- **Exercises to complete**:
a - Using the documentation patch, answer:
(i) On what date and at what time is the patch dated?
(ii) How many files does the patch change, and how many insertions does it make?
(iii) Which line does the patch add to docs/root/faq/overview.rst?
b - In the records, replace "bbox" with "bounding box" and reproduce the lines from the start of the records up to and including the line with "wire-r-1: 0.3L (362, 321, 378, 330)", leaving everything else unchanged.

- **Text block**:
From 45726b79a3caee978a727a987723fbe1913b58df Mon Sep 17 00:00:00 2001
From: htuch <htuch@users.noreply.github.com>
Date: Tue, 12 May 2020 15:50:47 -0400
Subject: [PATCH] docs: FAQ on benchmarking best practices. (#11140)

Includes a bunch of tips from @jmarantz, @oschaaf, @mattklein123.

Signed-off-by: Harvey Tuch <htuch@google.com>
---
 .../disable_circuit_breaking.rst              |  2 +
 docs/root/faq/overview.rst                    |  1 +
 .../faq/performance/how_fast_is_envoy.rst     |  2 +
 .../performance/how_to_benchmark_envoy.rst    | 83 +++++++++++++++++++
 4 files changed, 88 insertions(+)
 create mode 100644 docs/root/faq/performance/how_to_benchmark_envoy.rst

diff --git a/docs/root/faq/load_balancing/disable_circuit_breaking.rst b/docs/root/faq/load_balancing/disable_circuit_breaking.rst
index 00182f8d8407..dfc6180628c9 100644
--- a/docs/root/faq/load_balancing/disable_circuit_breaking.rst
+++ b/docs/root/faq/load_balancing/disable_circuit_breaking.rst
@@ -1,3 +1,5 @@
+.. _faq_disable_circuit_breaking:
+
 Is there a way to disable circuit breaking?
 ===========================================
 
diff --git a/docs/root/faq/overview.rst b/docs/root/faq/overview.rst
index d2f21b70a333..3769b53f4766 100644
--- a/docs/root/faq/overview.rst
+++ b/docs/root/faq/overview.rst
@@ -34,6 +34,7 @@ Performance
   :maxdepth: 2
 
   performance/how_fast_is_envoy
+  performance/how_to_benchmark_envoy
 
 Configuration
 -------------
diff --git a/docs/root/faq/performance/how_fast_is_envoy.rst b/docs/root/faq/performance/how_fast_is_envoy.rst
index 78b1dd4d20bc..f2d7ceadaa91 100644
--- a/docs/root/faq/performance/how_fast_is_envoy.rst
+++ b/docs/root/faq/performance/how_fast_is_envoy.rst
@@ -1,3 +1,5 @@
+.. _faq_how_fast_is_envoy:
+
 How fast is Envoy?

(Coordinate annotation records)
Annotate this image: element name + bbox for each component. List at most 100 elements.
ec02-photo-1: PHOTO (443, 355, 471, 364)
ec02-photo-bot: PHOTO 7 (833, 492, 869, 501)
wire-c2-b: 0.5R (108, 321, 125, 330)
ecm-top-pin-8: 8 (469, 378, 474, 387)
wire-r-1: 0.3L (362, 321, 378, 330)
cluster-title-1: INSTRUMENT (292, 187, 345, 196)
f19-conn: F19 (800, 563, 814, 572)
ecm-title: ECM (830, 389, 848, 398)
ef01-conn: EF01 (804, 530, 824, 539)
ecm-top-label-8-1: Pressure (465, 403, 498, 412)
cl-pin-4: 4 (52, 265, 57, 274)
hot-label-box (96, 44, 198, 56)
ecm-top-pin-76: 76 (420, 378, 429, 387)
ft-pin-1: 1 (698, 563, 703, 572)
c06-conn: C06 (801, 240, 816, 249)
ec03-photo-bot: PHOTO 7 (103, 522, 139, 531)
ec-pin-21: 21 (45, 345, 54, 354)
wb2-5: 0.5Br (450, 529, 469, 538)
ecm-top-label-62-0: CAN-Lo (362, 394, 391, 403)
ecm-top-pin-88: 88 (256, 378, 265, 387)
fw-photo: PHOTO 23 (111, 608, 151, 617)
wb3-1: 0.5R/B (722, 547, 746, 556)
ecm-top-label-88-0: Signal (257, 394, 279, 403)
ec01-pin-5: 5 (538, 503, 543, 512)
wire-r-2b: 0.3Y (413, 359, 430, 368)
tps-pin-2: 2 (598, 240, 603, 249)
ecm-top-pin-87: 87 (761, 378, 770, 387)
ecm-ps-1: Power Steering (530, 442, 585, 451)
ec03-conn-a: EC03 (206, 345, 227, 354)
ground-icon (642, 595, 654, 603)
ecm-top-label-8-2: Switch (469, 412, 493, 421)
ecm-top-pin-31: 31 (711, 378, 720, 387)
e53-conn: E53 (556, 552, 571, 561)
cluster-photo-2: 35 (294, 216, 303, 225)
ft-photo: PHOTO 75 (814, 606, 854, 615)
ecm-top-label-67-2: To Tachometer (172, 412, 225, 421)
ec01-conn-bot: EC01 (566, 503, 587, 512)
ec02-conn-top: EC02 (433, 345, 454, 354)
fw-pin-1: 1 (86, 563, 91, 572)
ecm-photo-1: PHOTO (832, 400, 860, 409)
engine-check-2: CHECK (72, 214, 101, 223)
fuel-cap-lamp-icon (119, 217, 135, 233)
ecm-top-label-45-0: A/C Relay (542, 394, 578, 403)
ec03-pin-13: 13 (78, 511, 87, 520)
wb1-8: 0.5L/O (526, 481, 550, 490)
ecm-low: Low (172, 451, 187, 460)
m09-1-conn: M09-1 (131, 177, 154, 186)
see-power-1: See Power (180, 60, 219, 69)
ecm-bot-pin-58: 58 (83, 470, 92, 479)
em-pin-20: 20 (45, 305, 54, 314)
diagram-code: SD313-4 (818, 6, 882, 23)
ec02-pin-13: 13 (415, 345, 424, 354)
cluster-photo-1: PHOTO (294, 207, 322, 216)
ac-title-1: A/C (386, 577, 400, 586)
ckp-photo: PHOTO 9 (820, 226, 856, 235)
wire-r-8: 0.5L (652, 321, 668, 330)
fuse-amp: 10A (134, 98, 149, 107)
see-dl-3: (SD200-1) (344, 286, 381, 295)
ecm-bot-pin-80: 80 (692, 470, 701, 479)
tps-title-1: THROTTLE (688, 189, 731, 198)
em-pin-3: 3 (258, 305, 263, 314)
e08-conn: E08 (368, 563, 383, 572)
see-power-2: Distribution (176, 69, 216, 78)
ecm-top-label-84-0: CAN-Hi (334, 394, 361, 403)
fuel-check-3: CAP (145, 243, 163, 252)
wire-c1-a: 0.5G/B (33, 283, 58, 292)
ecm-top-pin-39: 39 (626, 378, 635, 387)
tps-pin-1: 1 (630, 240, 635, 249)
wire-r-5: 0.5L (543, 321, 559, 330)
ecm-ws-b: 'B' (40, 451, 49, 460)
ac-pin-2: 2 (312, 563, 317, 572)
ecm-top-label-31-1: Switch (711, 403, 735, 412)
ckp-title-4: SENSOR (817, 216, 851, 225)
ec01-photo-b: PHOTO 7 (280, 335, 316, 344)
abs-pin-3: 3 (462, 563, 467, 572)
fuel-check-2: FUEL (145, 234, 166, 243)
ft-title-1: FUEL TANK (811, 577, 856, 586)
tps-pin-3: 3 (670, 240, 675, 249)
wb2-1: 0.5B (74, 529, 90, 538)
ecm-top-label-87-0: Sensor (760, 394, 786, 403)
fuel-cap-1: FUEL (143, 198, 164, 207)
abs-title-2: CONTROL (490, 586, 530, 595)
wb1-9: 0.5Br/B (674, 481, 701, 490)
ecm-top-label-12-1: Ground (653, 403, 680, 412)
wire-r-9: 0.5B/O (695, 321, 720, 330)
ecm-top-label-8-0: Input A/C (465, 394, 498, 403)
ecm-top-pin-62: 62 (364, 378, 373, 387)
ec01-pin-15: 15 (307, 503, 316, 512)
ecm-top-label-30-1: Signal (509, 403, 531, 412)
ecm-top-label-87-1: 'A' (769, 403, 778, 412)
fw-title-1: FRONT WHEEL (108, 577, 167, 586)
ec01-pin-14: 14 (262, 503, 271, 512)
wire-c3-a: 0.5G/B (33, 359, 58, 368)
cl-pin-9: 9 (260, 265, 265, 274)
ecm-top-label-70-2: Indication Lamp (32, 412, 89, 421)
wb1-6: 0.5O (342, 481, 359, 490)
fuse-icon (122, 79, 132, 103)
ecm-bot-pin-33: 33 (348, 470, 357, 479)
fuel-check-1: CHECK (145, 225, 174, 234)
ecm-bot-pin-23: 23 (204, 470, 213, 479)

- **The responses**:
a -
(i) Tue, 12 May 2020 15:50:47 -0400
(ii) 4 files changed, 88 insertions
(iii) performance/how_to_benchmark_envoy

b -
Annotate this image: element name + bounding box for each component. List at most 100 elements.
ec02-photo-1: PHOTO (443, 355, 471, 364)
ec02-photo-bot: PHOTO 7 (833, 492, 869, 501)
wire-c2-b: 0.5R (108, 321, 125, 330)
ecm-top-pin-8: 8 (469, 378, 474, 387)
wire-r-1: 0.3L (362, 321, 378, 330)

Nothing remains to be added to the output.